[BEGIN]

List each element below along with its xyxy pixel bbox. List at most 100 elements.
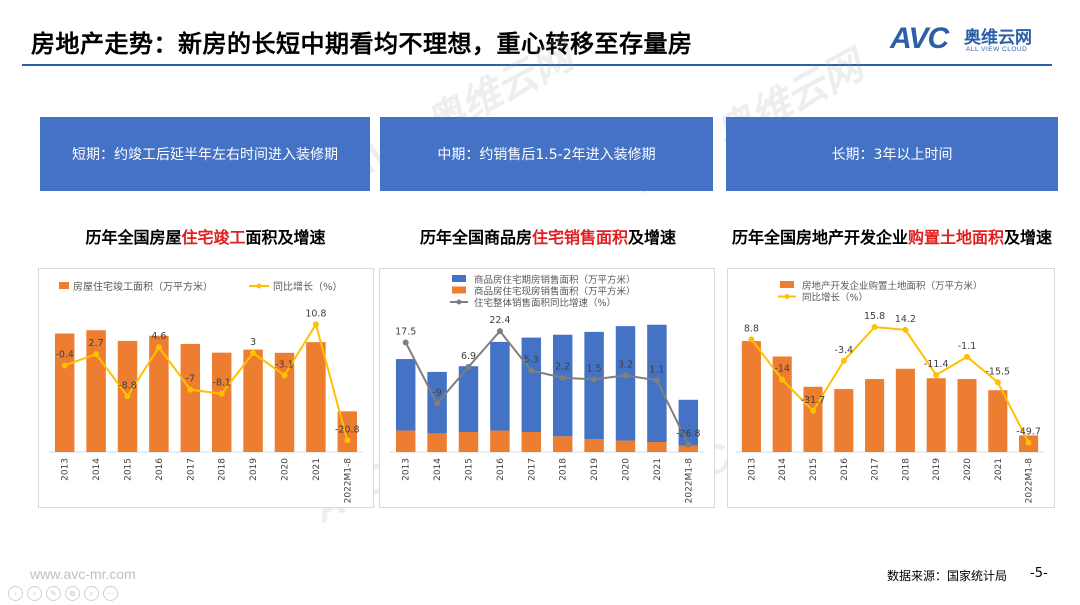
chart3-panel: 房地产开发企业购置土地面积（万平方米） 同比增长（%） 2013 2014 2015 20…	[727, 268, 1055, 508]
legend-label: 同比增长（%）	[802, 292, 868, 304]
growth-point	[124, 393, 131, 400]
x-tick-label: 2022M1-8	[343, 458, 353, 504]
legend-label: 住宅整体销售面积同比增速（%）	[474, 297, 616, 309]
growth-point	[994, 379, 1001, 386]
legend-label: 同比增长（%）	[273, 280, 343, 293]
data-label: -20.8	[335, 424, 360, 435]
growth-point	[250, 350, 257, 356]
zoom-icon[interactable]: ⌕	[84, 586, 99, 601]
legend-marker	[256, 283, 262, 289]
bar	[395, 359, 416, 431]
x-tick-label: 2017	[871, 458, 881, 481]
short-term-box: 短期：约竣工后延半年左右时间进入装修期	[40, 117, 370, 191]
growth-point	[591, 376, 598, 383]
data-label: 22.4	[489, 315, 510, 326]
prev-slide-icon[interactable]: ‹	[8, 586, 23, 601]
x-tick-label: 2021	[994, 458, 1004, 481]
growth-point	[748, 336, 755, 343]
x-tick-label: 2018	[218, 458, 228, 481]
long-term-label: 长期：3年以上时间	[831, 147, 953, 163]
growth-point	[312, 321, 319, 328]
short-term-label: 短期：约竣工后延半年左右时间进入装修期	[72, 147, 338, 163]
chart3-title-pre: 历年全国房地产开发企业	[731, 228, 908, 247]
growth-point	[93, 351, 100, 358]
x-tick-label: 2015	[124, 458, 134, 481]
data-source: 数据来源：国家统计局	[887, 569, 1008, 583]
bar	[458, 366, 479, 432]
data-label: 5.3	[524, 355, 539, 366]
growth-point	[434, 400, 441, 407]
legend-swatch	[452, 275, 466, 282]
growth-point	[402, 339, 409, 346]
x-tick-label: 2016	[496, 458, 506, 481]
chart2-panel: 商品房住宅期房销售面积（万平方米） 商品房住宅现房销售面积（万平方米） 住宅整体销售…	[379, 268, 715, 508]
data-label: 10.8	[305, 308, 326, 319]
x-tick-label: 2018	[901, 458, 911, 481]
growth-point	[559, 374, 566, 381]
x-tick-label: 2019	[932, 458, 942, 481]
copy-icon[interactable]: ⧉	[65, 586, 80, 601]
chart3-title-highlight: 购置土地面积	[907, 228, 1004, 247]
data-label: 8.8	[744, 323, 759, 334]
data-label: 3	[250, 337, 256, 348]
mid-term-box: 中期：约销售后1.5-2年进入装修期	[380, 117, 713, 191]
bar	[584, 439, 604, 452]
growth-point	[281, 372, 288, 379]
growth-point	[653, 377, 660, 384]
data-label: 2.7	[89, 338, 104, 349]
data-label: -0.4	[55, 349, 74, 360]
chart2-title: 历年全国商品房住宅销售面积及增速	[378, 228, 718, 248]
x-tick-label: 2016	[155, 458, 165, 481]
next-slide-icon[interactable]: ›	[27, 586, 42, 601]
x-tick-label: 2020	[963, 458, 973, 481]
data-label: 17.5	[395, 326, 416, 337]
x-tick-label: 2018	[559, 458, 569, 481]
bar	[395, 430, 416, 452]
data-label: -9	[432, 388, 441, 399]
chart3-title: 历年全国房地产开发企业购置土地面积及增速	[722, 228, 1062, 248]
x-tick-label: 2017	[186, 458, 196, 481]
bar	[988, 390, 1008, 452]
growth-point	[528, 367, 535, 374]
data-label: 14.2	[895, 314, 916, 325]
growth-line	[404, 329, 690, 446]
logo-cn: 奥维云网	[964, 28, 1032, 48]
data-label: -15.5	[986, 366, 1011, 377]
bar	[615, 326, 636, 441]
more-icon[interactable]: ⋯	[103, 586, 118, 601]
x-tick-label: 2013	[402, 458, 412, 481]
x-tick-label: 2013	[747, 458, 757, 481]
growth-point	[685, 441, 692, 448]
bar	[552, 334, 573, 437]
pen-icon[interactable]: ✎	[46, 586, 61, 601]
growth-point	[964, 353, 970, 360]
data-label: 6.9	[461, 351, 476, 362]
x-tick-label: 2022M1-8	[684, 458, 694, 504]
data-label: -1.1	[958, 341, 977, 352]
logo-en: ALL VIEW CLOUD	[966, 46, 1028, 53]
growth-point	[155, 344, 162, 351]
x-tick-label: 2013	[61, 458, 71, 481]
legend-marker	[784, 294, 790, 299]
bar	[490, 430, 510, 452]
bar	[647, 324, 667, 442]
data-label: 2.2	[555, 362, 570, 373]
data-label: 1.1	[649, 364, 664, 375]
x-tick-label: 2014	[92, 458, 102, 481]
data-label: -49.7	[1016, 427, 1041, 438]
legend-label: 房地产开发企业购置土地面积（万平方米）	[802, 280, 983, 292]
logo-letters: AVC	[890, 22, 949, 55]
bar	[211, 352, 232, 452]
chart1-svg: 房屋住宅竣工面积（万平方米） 同比增长（%） 2013 2014 2015 2016 201…	[49, 280, 363, 504]
growth-point	[465, 363, 472, 370]
footer-url[interactable]: www.avc-mr.com	[30, 566, 136, 582]
growth-line	[750, 325, 1030, 444]
chart3-title-post: 及增速	[1004, 228, 1053, 247]
header-divider	[22, 64, 1052, 66]
legend-swatch	[59, 282, 69, 289]
x-tick-label: 2016	[840, 458, 850, 481]
chart2-svg: 商品房住宅期房销售面积（万平方米）商品房住宅现房销售面积（万平方米）住宅整体销售…	[390, 274, 704, 504]
data-label: -11.4	[924, 359, 949, 370]
bar	[490, 341, 510, 431]
slide-nav: ‹ › ✎ ⧉ ⌕ ⋯	[8, 586, 118, 601]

[END]

- AIM -
Return every one of the lines above unchanged and in the same order, leaving out the pictures.

- CORRECT RESPONSE -
List each element below along with its xyxy pixel bbox. List at most 100 elements.
chart3-panel: 房地产开发企业购置土地面积（万平方米） 同比增长（%） 2013 2014 2015 20…	[727, 268, 1055, 508]
legend-label: 同比增长（%）	[802, 292, 868, 304]
growth-point	[124, 393, 131, 400]
x-tick-label: 2022M1-8	[343, 458, 353, 504]
legend-label: 住宅整体销售面积同比增速（%）	[474, 297, 616, 309]
growth-point	[994, 379, 1001, 386]
legend-label: 同比增长（%）	[273, 280, 343, 293]
data-label: -20.8	[335, 424, 360, 435]
growth-point	[250, 350, 257, 356]
zoom-icon[interactable]: ⌕	[84, 586, 99, 601]
legend-marker	[256, 283, 262, 289]
bar	[395, 359, 416, 431]
x-tick-label: 2017	[871, 458, 881, 481]
short-term-box: 短期：约竣工后延半年左右时间进入装修期	[40, 117, 370, 191]
growth-point	[591, 376, 598, 383]
data-label: 22.4	[489, 315, 510, 326]
prev-slide-icon[interactable]: ‹	[8, 586, 23, 601]
x-tick-label: 2021	[994, 458, 1004, 481]
growth-point	[748, 336, 755, 343]
x-tick-label: 2018	[218, 458, 228, 481]
long-term-label: 长期：3年以上时间	[831, 147, 953, 163]
growth-point	[312, 321, 319, 328]
short-term-label: 短期：约竣工后延半年左右时间进入装修期	[72, 147, 338, 163]
chart3-title-pre: 历年全国房地产开发企业	[731, 228, 908, 247]
growth-point	[93, 351, 100, 358]
x-tick-label: 2015	[124, 458, 134, 481]
data-source: 数据来源：国家统计局	[887, 569, 1008, 583]
bar	[458, 366, 479, 432]
data-label: 5.3	[524, 355, 539, 366]
growth-point	[434, 400, 441, 407]
legend-swatch	[452, 275, 466, 282]
growth-point	[402, 339, 409, 346]
x-tick-label: 2016	[496, 458, 506, 481]
chart2-panel: 商品房住宅期房销售面积（万平方米） 商品房住宅现房销售面积（万平方米） 住宅整体销售…	[379, 268, 715, 508]
data-label: 10.8	[305, 308, 326, 319]
x-tick-label: 2018	[901, 458, 911, 481]
growth-point	[559, 374, 566, 381]
x-tick-label: 2019	[932, 458, 942, 481]
copy-icon[interactable]: ⧉	[65, 586, 80, 601]
chart3-title-highlight: 购置土地面积	[907, 228, 1004, 247]
data-label: 8.8	[744, 323, 759, 334]
data-label: 3	[250, 337, 256, 348]
mid-term-box: 中期：约销售后1.5-2年进入装修期	[380, 117, 713, 191]
bar	[584, 439, 604, 452]
growth-point	[281, 372, 288, 379]
growth-point	[653, 377, 660, 384]
data-label: 2.7	[89, 338, 104, 349]
data-label: -0.4	[55, 349, 74, 360]
chart2-title: 历年全国商品房住宅销售面积及增速	[378, 228, 718, 248]
x-tick-label: 2016	[155, 458, 165, 481]
next-slide-icon[interactable]: ›	[27, 586, 42, 601]
x-tick-label: 2020	[963, 458, 973, 481]
data-label: 17.5	[395, 326, 416, 337]
x-tick-label: 2018	[559, 458, 569, 481]
bar	[395, 430, 416, 452]
data-label: -9	[432, 388, 441, 399]
chart3-title: 历年全国房地产开发企业购置土地面积及增速	[722, 228, 1062, 248]
x-tick-label: 2017	[186, 458, 196, 481]
bar	[988, 390, 1008, 452]
growth-point	[528, 367, 535, 374]
data-label: 14.2	[895, 314, 916, 325]
growth-line	[404, 329, 690, 446]
logo-cn: 奥维云网	[964, 28, 1032, 48]
data-label: -15.5	[986, 366, 1011, 377]
bar	[615, 326, 636, 441]
more-icon[interactable]: ⋯	[103, 586, 118, 601]
x-tick-label: 2013	[402, 458, 412, 481]
x-tick-label: 2013	[747, 458, 757, 481]
growth-point	[685, 441, 692, 448]
bar	[552, 334, 573, 437]
pen-icon[interactable]: ✎	[46, 586, 61, 601]
growth-point	[964, 353, 970, 360]
data-label: 6.9	[461, 351, 476, 362]
x-tick-label: 2022M1-8	[684, 458, 694, 504]
data-label: -1.1	[958, 341, 977, 352]
logo-en: ALL VIEW CLOUD	[966, 46, 1028, 53]
growth-point	[155, 344, 162, 351]
x-tick-label: 2013	[61, 458, 71, 481]
legend-marker	[784, 294, 790, 299]
bar	[490, 430, 510, 452]
bar	[647, 324, 667, 442]
data-label: 2.2	[555, 362, 570, 373]
data-label: 1.1	[649, 364, 664, 375]
x-tick-label: 2014	[92, 458, 102, 481]
data-label: -49.7	[1016, 427, 1041, 438]
legend-label: 房地产开发企业购置土地面积（万平方米）	[802, 280, 983, 292]
logo-letters: AVC	[890, 22, 949, 55]
bar	[211, 352, 232, 452]
chart1-svg: 房屋住宅竣工面积（万平方米） 同比增长（%） 2013 2014 2015 2016 201…	[49, 280, 363, 504]
growth-point	[465, 363, 472, 370]
footer-url[interactable]: www.avc-mr.com	[30, 566, 136, 582]
growth-line	[750, 325, 1030, 444]
chart3-title-post: 及增速	[1004, 228, 1053, 247]
header-divider	[22, 64, 1052, 66]
legend-swatch	[59, 282, 69, 289]
x-tick-label: 2016	[840, 458, 850, 481]
chart2-svg: 商品房住宅期房销售面积（万平方米）商品房住宅现房销售面积（万平方米）住宅整体销售…	[390, 274, 704, 504]
data-label: -11.4	[924, 359, 949, 370]
bar	[490, 341, 510, 431]
slide-nav: ‹ › ✎ ⧉ ⌕ ⋯	[8, 586, 118, 601]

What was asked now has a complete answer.